— start of Raw records —

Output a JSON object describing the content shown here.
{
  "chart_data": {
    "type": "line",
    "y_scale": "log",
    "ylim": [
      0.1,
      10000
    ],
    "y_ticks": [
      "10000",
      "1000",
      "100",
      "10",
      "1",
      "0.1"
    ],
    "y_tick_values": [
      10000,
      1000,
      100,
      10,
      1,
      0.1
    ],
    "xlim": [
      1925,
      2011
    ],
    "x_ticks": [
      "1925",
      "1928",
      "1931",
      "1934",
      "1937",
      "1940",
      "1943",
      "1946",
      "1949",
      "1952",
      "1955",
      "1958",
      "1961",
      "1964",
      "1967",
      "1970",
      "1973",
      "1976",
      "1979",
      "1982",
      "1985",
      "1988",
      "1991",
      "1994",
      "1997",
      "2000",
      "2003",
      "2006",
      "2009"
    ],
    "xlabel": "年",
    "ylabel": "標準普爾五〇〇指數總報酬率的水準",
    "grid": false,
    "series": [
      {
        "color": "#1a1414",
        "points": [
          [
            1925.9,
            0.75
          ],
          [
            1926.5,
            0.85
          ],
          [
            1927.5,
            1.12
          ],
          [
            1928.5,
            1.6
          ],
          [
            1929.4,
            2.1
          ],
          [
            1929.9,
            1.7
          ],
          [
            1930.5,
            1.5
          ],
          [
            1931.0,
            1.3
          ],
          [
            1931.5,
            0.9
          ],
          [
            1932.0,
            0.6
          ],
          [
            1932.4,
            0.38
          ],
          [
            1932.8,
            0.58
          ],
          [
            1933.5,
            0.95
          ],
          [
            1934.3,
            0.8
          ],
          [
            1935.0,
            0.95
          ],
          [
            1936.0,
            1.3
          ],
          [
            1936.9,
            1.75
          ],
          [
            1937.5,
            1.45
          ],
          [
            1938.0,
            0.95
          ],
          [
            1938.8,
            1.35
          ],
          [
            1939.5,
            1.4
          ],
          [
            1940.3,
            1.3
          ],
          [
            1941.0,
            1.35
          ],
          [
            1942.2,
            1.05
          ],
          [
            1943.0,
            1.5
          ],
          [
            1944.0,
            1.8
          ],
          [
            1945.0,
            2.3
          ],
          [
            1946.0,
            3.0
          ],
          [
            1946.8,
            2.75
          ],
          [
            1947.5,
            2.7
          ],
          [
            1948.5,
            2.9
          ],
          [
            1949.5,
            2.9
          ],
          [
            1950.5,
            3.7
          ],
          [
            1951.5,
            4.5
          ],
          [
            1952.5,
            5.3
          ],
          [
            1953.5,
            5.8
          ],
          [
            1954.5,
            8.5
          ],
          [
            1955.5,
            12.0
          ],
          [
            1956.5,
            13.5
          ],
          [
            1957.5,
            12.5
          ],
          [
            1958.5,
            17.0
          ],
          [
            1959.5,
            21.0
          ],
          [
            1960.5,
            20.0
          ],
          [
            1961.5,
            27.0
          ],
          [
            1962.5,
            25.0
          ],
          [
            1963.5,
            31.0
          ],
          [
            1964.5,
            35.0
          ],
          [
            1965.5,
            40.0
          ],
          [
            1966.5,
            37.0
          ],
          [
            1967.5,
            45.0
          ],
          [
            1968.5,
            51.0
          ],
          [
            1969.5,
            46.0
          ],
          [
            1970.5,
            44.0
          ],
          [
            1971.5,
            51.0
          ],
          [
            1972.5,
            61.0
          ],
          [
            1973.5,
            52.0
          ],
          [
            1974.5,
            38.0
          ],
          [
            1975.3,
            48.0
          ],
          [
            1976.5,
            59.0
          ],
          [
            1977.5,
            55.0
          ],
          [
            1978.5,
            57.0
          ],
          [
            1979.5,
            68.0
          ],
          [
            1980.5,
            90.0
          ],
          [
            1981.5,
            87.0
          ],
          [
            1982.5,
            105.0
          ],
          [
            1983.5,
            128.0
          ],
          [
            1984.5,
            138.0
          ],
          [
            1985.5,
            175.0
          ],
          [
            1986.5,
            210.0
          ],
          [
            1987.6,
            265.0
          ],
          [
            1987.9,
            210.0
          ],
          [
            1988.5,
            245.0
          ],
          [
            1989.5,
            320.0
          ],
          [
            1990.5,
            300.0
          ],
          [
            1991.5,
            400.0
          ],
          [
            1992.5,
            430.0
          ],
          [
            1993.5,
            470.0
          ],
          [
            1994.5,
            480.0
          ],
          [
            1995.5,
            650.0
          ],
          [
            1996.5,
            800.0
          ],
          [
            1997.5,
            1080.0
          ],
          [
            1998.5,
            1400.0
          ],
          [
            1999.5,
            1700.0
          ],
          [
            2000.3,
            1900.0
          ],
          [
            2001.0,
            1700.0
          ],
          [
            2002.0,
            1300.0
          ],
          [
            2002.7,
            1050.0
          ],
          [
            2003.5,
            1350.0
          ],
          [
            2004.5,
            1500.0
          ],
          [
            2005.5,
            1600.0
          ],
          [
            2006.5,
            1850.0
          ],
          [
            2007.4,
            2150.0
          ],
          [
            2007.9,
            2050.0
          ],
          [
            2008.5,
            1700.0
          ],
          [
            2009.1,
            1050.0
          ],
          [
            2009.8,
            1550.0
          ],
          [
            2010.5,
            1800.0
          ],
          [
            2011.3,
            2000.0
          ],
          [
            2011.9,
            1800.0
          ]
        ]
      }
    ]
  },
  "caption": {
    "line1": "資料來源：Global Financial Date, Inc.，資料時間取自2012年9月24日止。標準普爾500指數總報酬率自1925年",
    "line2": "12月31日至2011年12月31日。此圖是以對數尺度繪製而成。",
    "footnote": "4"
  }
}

— end of Raw records —

__To do__
Transcribe every entry verbatim.

__Solution__
Output a JSON object describing the content shown here.
{
  "chart_data": {
    "type": "line",
    "y_scale": "log",
    "ylim": [
      0.1,
      10000
    ],
    "y_ticks": [
      "10000",
      "1000",
      "100",
      "10",
      "1",
      "0.1"
    ],
    "y_tick_values": [
      10000,
      1000,
      100,
      10,
      1,
      0.1
    ],
    "xlim": [
      1925,
      2011
    ],
    "x_ticks": [
      "1925",
      "1928",
      "1931",
      "1934",
      "1937",
      "1940",
      "1943",
      "1946",
      "1949",
      "1952",
      "1955",
      "1958",
      "1961",
      "1964",
      "1967",
      "1970",
      "1973",
      "1976",
      "1979",
      "1982",
      "1985",
      "1988",
      "1991",
      "1994",
      "1997",
      "2000",
      "2003",
      "2006",
      "2009"
    ],
    "xlabel": "年",
    "ylabel": "標準普爾五〇〇指數總報酬率的水準",
    "grid": false,
    "series": [
      {
        "color": "#1a1414",
        "points": [
          [
            1925.9,
            0.75
          ],
          [
            1926.5,
            0.85
          ],
          [
            1927.5,
            1.12
          ],
          [
            1928.5,
            1.6
          ],
          [
            1929.4,
            2.1
          ],
          [
            1929.9,
            1.7
          ],
          [
            1930.5,
            1.5
          ],
          [
            1931.0,
            1.3
          ],
          [
            1931.5,
            0.9
          ],
          [
            1932.0,
            0.6
          ],
          [
            1932.4,
            0.38
          ],
          [
            1932.8,
            0.58
          ],
          [
            1933.5,
            0.95
          ],
          [
            1934.3,
            0.8
          ],
          [
            1935.0,
            0.95
          ],
          [
            1936.0,
            1.3
          ],
          [
            1936.9,
            1.75
          ],
          [
            1937.5,
            1.45
          ],
          [
            1938.0,
            0.95
          ],
          [
            1938.8,
            1.35
          ],
          [
            1939.5,
            1.4
          ],
          [
            1940.3,
            1.3
          ],
          [
            1941.0,
            1.35
          ],
          [
            1942.2,
            1.05
          ],
          [
            1943.0,
            1.5
          ],
          [
            1944.0,
            1.8
          ],
          [
            1945.0,
            2.3
          ],
          [
            1946.0,
            3.0
          ],
          [
            1946.8,
            2.75
          ],
          [
            1947.5,
            2.7
          ],
          [
            1948.5,
            2.9
          ],
          [
            1949.5,
            2.9
          ],
          [
            1950.5,
            3.7
          ],
          [
            1951.5,
            4.5
          ],
          [
            1952.5,
            5.3
          ],
          [
            1953.5,
            5.8
          ],
          [
            1954.5,
            8.5
          ],
          [
            1955.5,
            12.0
          ],
          [
            1956.5,
            13.5
          ],
          [
            1957.5,
            12.5
          ],
          [
            1958.5,
            17.0
          ],
          [
            1959.5,
            21.0
          ],
          [
            1960.5,
            20.0
          ],
          [
            1961.5,
            27.0
          ],
          [
            1962.5,
            25.0
          ],
          [
            1963.5,
            31.0
          ],
          [
            1964.5,
            35.0
          ],
          [
            1965.5,
            40.0
          ],
          [
            1966.5,
            37.0
          ],
          [
            1967.5,
            45.0
          ],
          [
            1968.5,
            51.0
          ],
          [
            1969.5,
            46.0
          ],
          [
            1970.5,
            44.0
          ],
          [
            1971.5,
            51.0
          ],
          [
            1972.5,
            61.0
          ],
          [
            1973.5,
            52.0
          ],
          [
            1974.5,
            38.0
          ],
          [
            1975.3,
            48.0
          ],
          [
            1976.5,
            59.0
          ],
          [
            1977.5,
            55.0
          ],
          [
            1978.5,
            57.0
          ],
          [
            1979.5,
            68.0
          ],
          [
            1980.5,
            90.0
          ],
          [
            1981.5,
            87.0
          ],
          [
            1982.5,
            105.0
          ],
          [
            1983.5,
            128.0
          ],
          [
            1984.5,
            138.0
          ],
          [
            1985.5,
            175.0
          ],
          [
            1986.5,
            210.0
          ],
          [
            1987.6,
            265.0
          ],
          [
            1987.9,
            210.0
          ],
          [
            1988.5,
            245.0
          ],
          [
            1989.5,
            320.0
          ],
          [
            1990.5,
            300.0
          ],
          [
            1991.5,
            400.0
          ],
          [
            1992.5,
            430.0
          ],
          [
            1993.5,
            470.0
          ],
          [
            1994.5,
            480.0
          ],
          [
            1995.5,
            650.0
          ],
          [
            1996.5,
            800.0
          ],
          [
            1997.5,
            1080.0
          ],
          [
            1998.5,
            1400.0
          ],
          [
            1999.5,
            1700.0
          ],
          [
            2000.3,
            1900.0
          ],
          [
            2001.0,
            1700.0
          ],
          [
            2002.0,
            1300.0
          ],
          [
            2002.7,
            1050.0
          ],
          [
            2003.5,
            1350.0
          ],
          [
            2004.5,
            1500.0
          ],
          [
            2005.5,
            1600.0
          ],
          [
            2006.5,
            1850.0
          ],
          [
            2007.4,
            2150.0
          ],
          [
            2007.9,
            2050.0
          ],
          [
            2008.5,
            1700.0
          ],
          [
            2009.1,
            1050.0
          ],
          [
            2009.8,
            1550.0
          ],
          [
            2010.5,
            1800.0
          ],
          [
            2011.3,
            2000.0
          ],
          [
            2011.9,
            1800.0
          ]
        ]
      }
    ]
  },
  "caption": {
    "line1": "資料來源：Global Financial Date, Inc.，資料時間取自2012年9月24日止。標準普爾500指數總報酬率自1925年",
    "line2": "12月31日至2011年12月31日。此圖是以對數尺度繪製而成。",
    "footnote": "4"
  }
}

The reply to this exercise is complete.